## DIRECTIONS:
Drop every picture and give the entries back exactly.

## RECORDS SHOWN:
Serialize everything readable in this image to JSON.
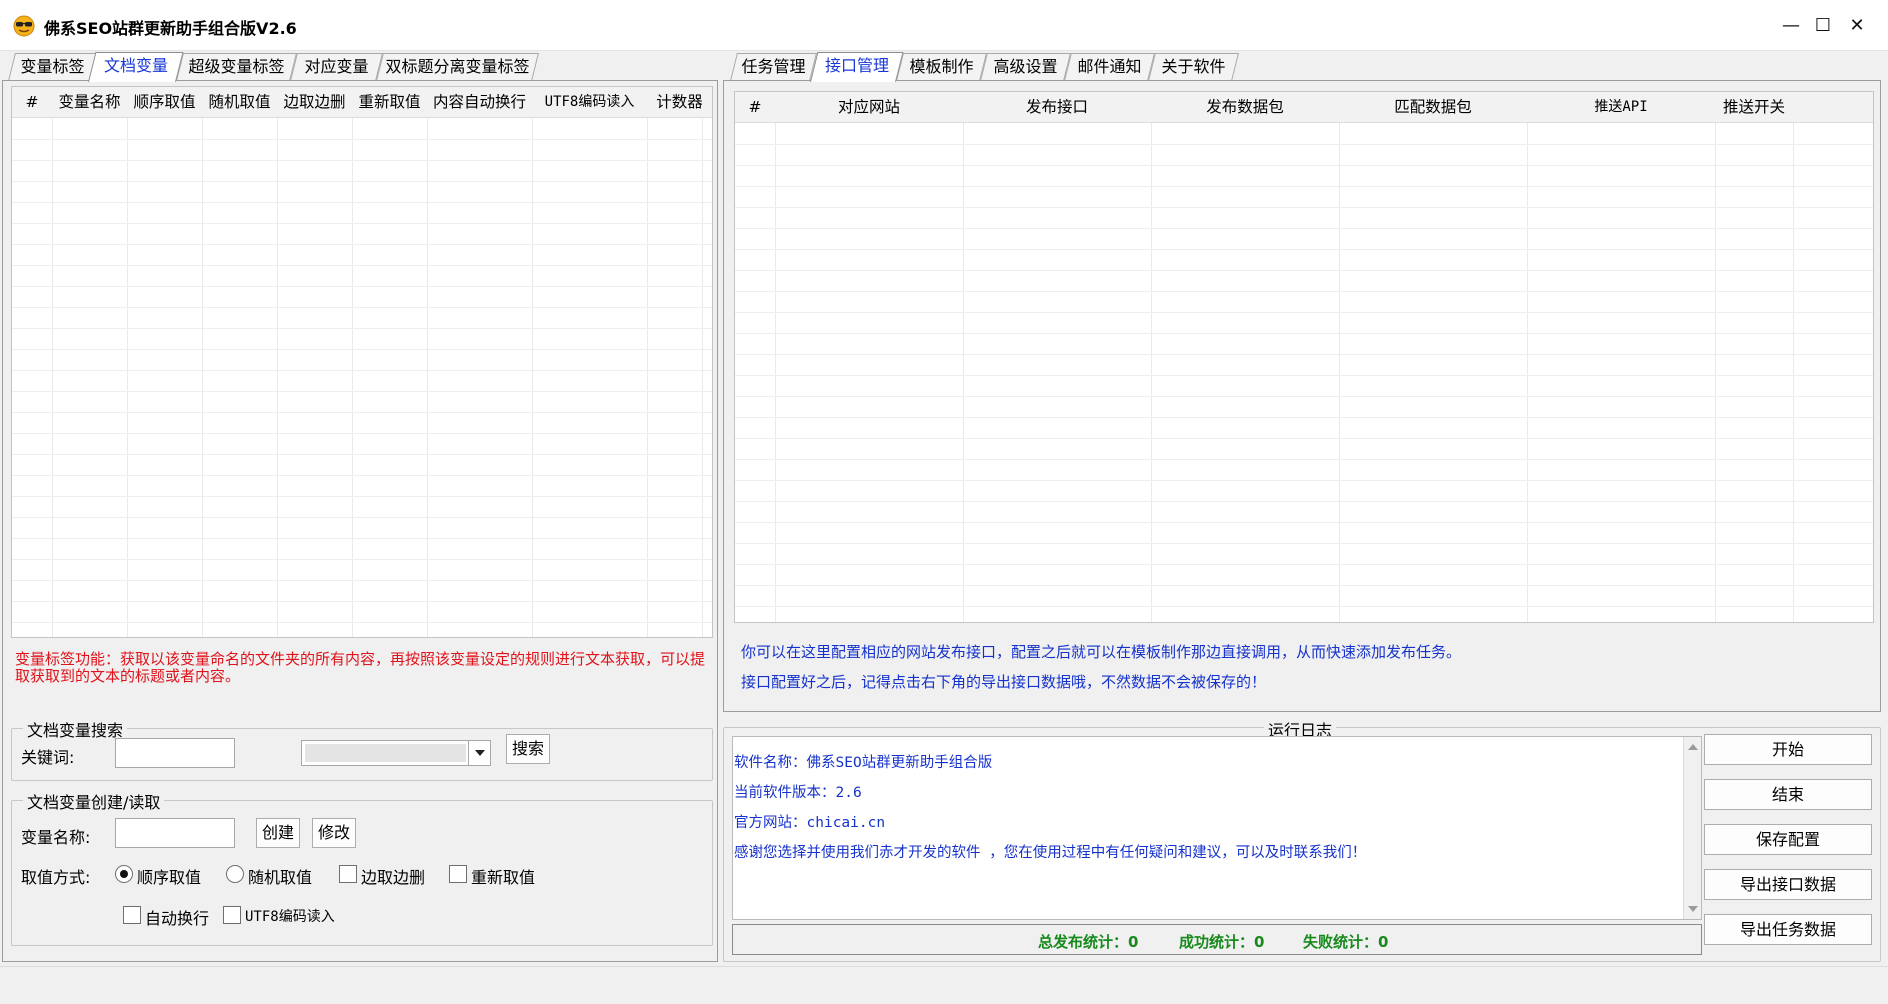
{
  "window": {
    "title": "佛系SEO站群更新助手组合版V2.6",
    "minimize": "—",
    "maximize": "☐",
    "close": "✕"
  },
  "left_tabs": [
    "变量标签",
    "文档变量",
    "超级变量标签",
    "对应变量",
    "双标题分离变量标签"
  ],
  "left_active_tab": 1,
  "left_grid": {
    "columns": [
      "#",
      "变量名称",
      "顺序取值",
      "随机取值",
      "边取边删",
      "重新取值",
      "内容自动换行",
      "UTF8编码读入",
      "计数器"
    ]
  },
  "left_description": "变量标签功能：获取以该变量命名的文件夹的所有内容，再按照该变量设定的规则进行文本获取，可以提取获取到的文本的标题或者内容。",
  "search_group": {
    "title": "文档变量搜索",
    "keyword_label": "关键词:",
    "keyword_value": "",
    "combo_value": "",
    "search_button": "搜索"
  },
  "create_group": {
    "title": "文档变量创建/读取",
    "name_label": "变量名称:",
    "name_value": "",
    "create_button": "创建",
    "modify_button": "修改",
    "mode_label": "取值方式:",
    "options": {
      "sequential": "顺序取值",
      "random": "随机取值",
      "take_delete": "边取边删",
      "retake": "重新取值",
      "auto_wrap": "自动换行",
      "utf8_read": "UTF8编码读入"
    }
  },
  "right_tabs": [
    "任务管理",
    "接口管理",
    "模板制作",
    "高级设置",
    "邮件通知",
    "关于软件"
  ],
  "right_active_tab": 1,
  "right_grid": {
    "columns": [
      "#",
      "对应网站",
      "发布接口",
      "发布数据包",
      "匹配数据包",
      "推送API",
      "推送开关"
    ]
  },
  "right_notes": [
    "你可以在这里配置相应的网站发布接口，配置之后就可以在模板制作那边直接调用，从而快速添加发布任务。",
    "接口配置好之后，记得点击右下角的导出接口数据哦，不然数据不会被保存的！"
  ],
  "log": {
    "title": "运行日志",
    "lines": [
      "软件名称：佛系SEO站群更新助手组合版",
      "当前软件版本：2.6",
      "官方网站：chicai.cn",
      "感谢您选择并使用我们赤才开发的软件 ，您在使用过程中有任何疑问和建议，可以及时联系我们！"
    ]
  },
  "actions": {
    "start": "开始",
    "stop": "结束",
    "save_config": "保存配置",
    "export_interface": "导出接口数据",
    "export_task": "导出任务数据"
  },
  "stats": {
    "total": "总发布统计：0",
    "success": "成功统计：0",
    "fail": "失败统计：0"
  }
}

## WRITTEN SOLUTION:
Serialize everything readable in this image to JSON.
{
  "window": {
    "title": "佛系SEO站群更新助手组合版V2.6",
    "minimize": "—",
    "maximize": "☐",
    "close": "✕"
  },
  "left_tabs": [
    "变量标签",
    "文档变量",
    "超级变量标签",
    "对应变量",
    "双标题分离变量标签"
  ],
  "left_active_tab": 1,
  "left_grid": {
    "columns": [
      "#",
      "变量名称",
      "顺序取值",
      "随机取值",
      "边取边删",
      "重新取值",
      "内容自动换行",
      "UTF8编码读入",
      "计数器"
    ]
  },
  "left_description": "变量标签功能：获取以该变量命名的文件夹的所有内容，再按照该变量设定的规则进行文本获取，可以提取获取到的文本的标题或者内容。",
  "search_group": {
    "title": "文档变量搜索",
    "keyword_label": "关键词:",
    "keyword_value": "",
    "combo_value": "",
    "search_button": "搜索"
  },
  "create_group": {
    "title": "文档变量创建/读取",
    "name_label": "变量名称:",
    "name_value": "",
    "create_button": "创建",
    "modify_button": "修改",
    "mode_label": "取值方式:",
    "options": {
      "sequential": "顺序取值",
      "random": "随机取值",
      "take_delete": "边取边删",
      "retake": "重新取值",
      "auto_wrap": "自动换行",
      "utf8_read": "UTF8编码读入"
    }
  },
  "right_tabs": [
    "任务管理",
    "接口管理",
    "模板制作",
    "高级设置",
    "邮件通知",
    "关于软件"
  ],
  "right_active_tab": 1,
  "right_grid": {
    "columns": [
      "#",
      "对应网站",
      "发布接口",
      "发布数据包",
      "匹配数据包",
      "推送API",
      "推送开关"
    ]
  },
  "right_notes": [
    "你可以在这里配置相应的网站发布接口，配置之后就可以在模板制作那边直接调用，从而快速添加发布任务。",
    "接口配置好之后，记得点击右下角的导出接口数据哦，不然数据不会被保存的！"
  ],
  "log": {
    "title": "运行日志",
    "lines": [
      "软件名称：佛系SEO站群更新助手组合版",
      "当前软件版本：2.6",
      "官方网站：chicai.cn",
      "感谢您选择并使用我们赤才开发的软件 ，您在使用过程中有任何疑问和建议，可以及时联系我们！"
    ]
  },
  "actions": {
    "start": "开始",
    "stop": "结束",
    "save_config": "保存配置",
    "export_interface": "导出接口数据",
    "export_task": "导出任务数据"
  },
  "stats": {
    "total": "总发布统计：0",
    "success": "成功统计：0",
    "fail": "失败统计：0"
  }
}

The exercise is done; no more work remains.